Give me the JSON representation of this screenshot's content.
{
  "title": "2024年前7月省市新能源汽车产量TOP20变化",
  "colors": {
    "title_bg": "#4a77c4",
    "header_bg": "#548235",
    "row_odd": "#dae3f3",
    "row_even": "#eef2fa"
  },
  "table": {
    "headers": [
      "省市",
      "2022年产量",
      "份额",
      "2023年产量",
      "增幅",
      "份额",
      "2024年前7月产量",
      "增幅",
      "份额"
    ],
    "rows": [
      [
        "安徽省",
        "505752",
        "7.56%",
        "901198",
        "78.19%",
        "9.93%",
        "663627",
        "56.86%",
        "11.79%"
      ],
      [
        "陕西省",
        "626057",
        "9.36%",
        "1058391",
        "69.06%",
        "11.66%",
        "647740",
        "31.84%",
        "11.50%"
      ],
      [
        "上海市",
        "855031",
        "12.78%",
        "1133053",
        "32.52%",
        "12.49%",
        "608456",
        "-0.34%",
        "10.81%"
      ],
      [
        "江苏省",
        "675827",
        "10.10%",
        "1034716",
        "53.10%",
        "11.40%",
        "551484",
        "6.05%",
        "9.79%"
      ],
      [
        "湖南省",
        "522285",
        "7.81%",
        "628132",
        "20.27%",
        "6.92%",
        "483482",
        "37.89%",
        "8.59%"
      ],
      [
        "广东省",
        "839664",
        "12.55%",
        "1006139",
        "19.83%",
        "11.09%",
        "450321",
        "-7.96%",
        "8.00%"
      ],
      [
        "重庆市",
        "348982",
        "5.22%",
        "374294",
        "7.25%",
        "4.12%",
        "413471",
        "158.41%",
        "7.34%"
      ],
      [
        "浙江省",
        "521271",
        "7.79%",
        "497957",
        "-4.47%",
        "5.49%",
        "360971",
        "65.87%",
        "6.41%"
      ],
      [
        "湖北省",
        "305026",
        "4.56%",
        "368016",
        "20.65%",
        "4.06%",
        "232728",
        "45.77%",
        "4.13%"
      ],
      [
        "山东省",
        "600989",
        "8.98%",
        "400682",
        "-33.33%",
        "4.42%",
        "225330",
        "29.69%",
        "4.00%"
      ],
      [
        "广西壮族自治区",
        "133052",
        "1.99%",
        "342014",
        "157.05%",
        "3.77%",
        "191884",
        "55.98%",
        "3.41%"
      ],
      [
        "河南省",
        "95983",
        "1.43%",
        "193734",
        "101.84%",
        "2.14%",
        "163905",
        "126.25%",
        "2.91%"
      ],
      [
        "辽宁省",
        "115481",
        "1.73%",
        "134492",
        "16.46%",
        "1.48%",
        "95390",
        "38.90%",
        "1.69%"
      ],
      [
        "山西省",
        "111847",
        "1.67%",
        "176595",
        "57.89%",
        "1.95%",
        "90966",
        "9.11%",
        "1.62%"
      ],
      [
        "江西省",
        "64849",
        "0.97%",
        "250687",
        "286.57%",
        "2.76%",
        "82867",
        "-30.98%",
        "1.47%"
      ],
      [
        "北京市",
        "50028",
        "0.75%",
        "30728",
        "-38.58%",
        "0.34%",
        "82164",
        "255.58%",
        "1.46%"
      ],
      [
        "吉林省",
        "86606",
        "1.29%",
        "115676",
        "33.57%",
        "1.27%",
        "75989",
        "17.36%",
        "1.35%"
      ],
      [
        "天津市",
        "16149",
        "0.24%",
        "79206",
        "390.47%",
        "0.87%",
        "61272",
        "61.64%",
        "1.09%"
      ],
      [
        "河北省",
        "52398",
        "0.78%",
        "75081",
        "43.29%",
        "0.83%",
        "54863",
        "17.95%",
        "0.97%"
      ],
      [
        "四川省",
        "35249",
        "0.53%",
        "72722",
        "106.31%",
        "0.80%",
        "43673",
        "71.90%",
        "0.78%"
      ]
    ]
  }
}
^^^^^^^^
EXERCISE GOAL
Extract the data in full. Keep it word for word.

COMPLETED EXERCISE
Give me the JSON representation of this screenshot's content.
{
  "title": "2024年前7月省市新能源汽车产量TOP20变化",
  "colors": {
    "title_bg": "#4a77c4",
    "header_bg": "#548235",
    "row_odd": "#dae3f3",
    "row_even": "#eef2fa"
  },
  "table": {
    "headers": [
      "省市",
      "2022年产量",
      "份额",
      "2023年产量",
      "增幅",
      "份额",
      "2024年前7月产量",
      "增幅",
      "份额"
    ],
    "rows": [
      [
        "安徽省",
        "505752",
        "7.56%",
        "901198",
        "78.19%",
        "9.93%",
        "663627",
        "56.86%",
        "11.79%"
      ],
      [
        "陕西省",
        "626057",
        "9.36%",
        "1058391",
        "69.06%",
        "11.66%",
        "647740",
        "31.84%",
        "11.50%"
      ],
      [
        "上海市",
        "855031",
        "12.78%",
        "1133053",
        "32.52%",
        "12.49%",
        "608456",
        "-0.34%",
        "10.81%"
      ],
      [
        "江苏省",
        "675827",
        "10.10%",
        "1034716",
        "53.10%",
        "11.40%",
        "551484",
        "6.05%",
        "9.79%"
      ],
      [
        "湖南省",
        "522285",
        "7.81%",
        "628132",
        "20.27%",
        "6.92%",
        "483482",
        "37.89%",
        "8.59%"
      ],
      [
        "广东省",
        "839664",
        "12.55%",
        "1006139",
        "19.83%",
        "11.09%",
        "450321",
        "-7.96%",
        "8.00%"
      ],
      [
        "重庆市",
        "348982",
        "5.22%",
        "374294",
        "7.25%",
        "4.12%",
        "413471",
        "158.41%",
        "7.34%"
      ],
      [
        "浙江省",
        "521271",
        "7.79%",
        "497957",
        "-4.47%",
        "5.49%",
        "360971",
        "65.87%",
        "6.41%"
      ],
      [
        "湖北省",
        "305026",
        "4.56%",
        "368016",
        "20.65%",
        "4.06%",
        "232728",
        "45.77%",
        "4.13%"
      ],
      [
        "山东省",
        "600989",
        "8.98%",
        "400682",
        "-33.33%",
        "4.42%",
        "225330",
        "29.69%",
        "4.00%"
      ],
      [
        "广西壮族自治区",
        "133052",
        "1.99%",
        "342014",
        "157.05%",
        "3.77%",
        "191884",
        "55.98%",
        "3.41%"
      ],
      [
        "河南省",
        "95983",
        "1.43%",
        "193734",
        "101.84%",
        "2.14%",
        "163905",
        "126.25%",
        "2.91%"
      ],
      [
        "辽宁省",
        "115481",
        "1.73%",
        "134492",
        "16.46%",
        "1.48%",
        "95390",
        "38.90%",
        "1.69%"
      ],
      [
        "山西省",
        "111847",
        "1.67%",
        "176595",
        "57.89%",
        "1.95%",
        "90966",
        "9.11%",
        "1.62%"
      ],
      [
        "江西省",
        "64849",
        "0.97%",
        "250687",
        "286.57%",
        "2.76%",
        "82867",
        "-30.98%",
        "1.47%"
      ],
      [
        "北京市",
        "50028",
        "0.75%",
        "30728",
        "-38.58%",
        "0.34%",
        "82164",
        "255.58%",
        "1.46%"
      ],
      [
        "吉林省",
        "86606",
        "1.29%",
        "115676",
        "33.57%",
        "1.27%",
        "75989",
        "17.36%",
        "1.35%"
      ],
      [
        "天津市",
        "16149",
        "0.24%",
        "79206",
        "390.47%",
        "0.87%",
        "61272",
        "61.64%",
        "1.09%"
      ],
      [
        "河北省",
        "52398",
        "0.78%",
        "75081",
        "43.29%",
        "0.83%",
        "54863",
        "17.95%",
        "0.97%"
      ],
      [
        "四川省",
        "35249",
        "0.53%",
        "72722",
        "106.31%",
        "0.80%",
        "43673",
        "71.90%",
        "0.78%"
      ]
    ]
  }
}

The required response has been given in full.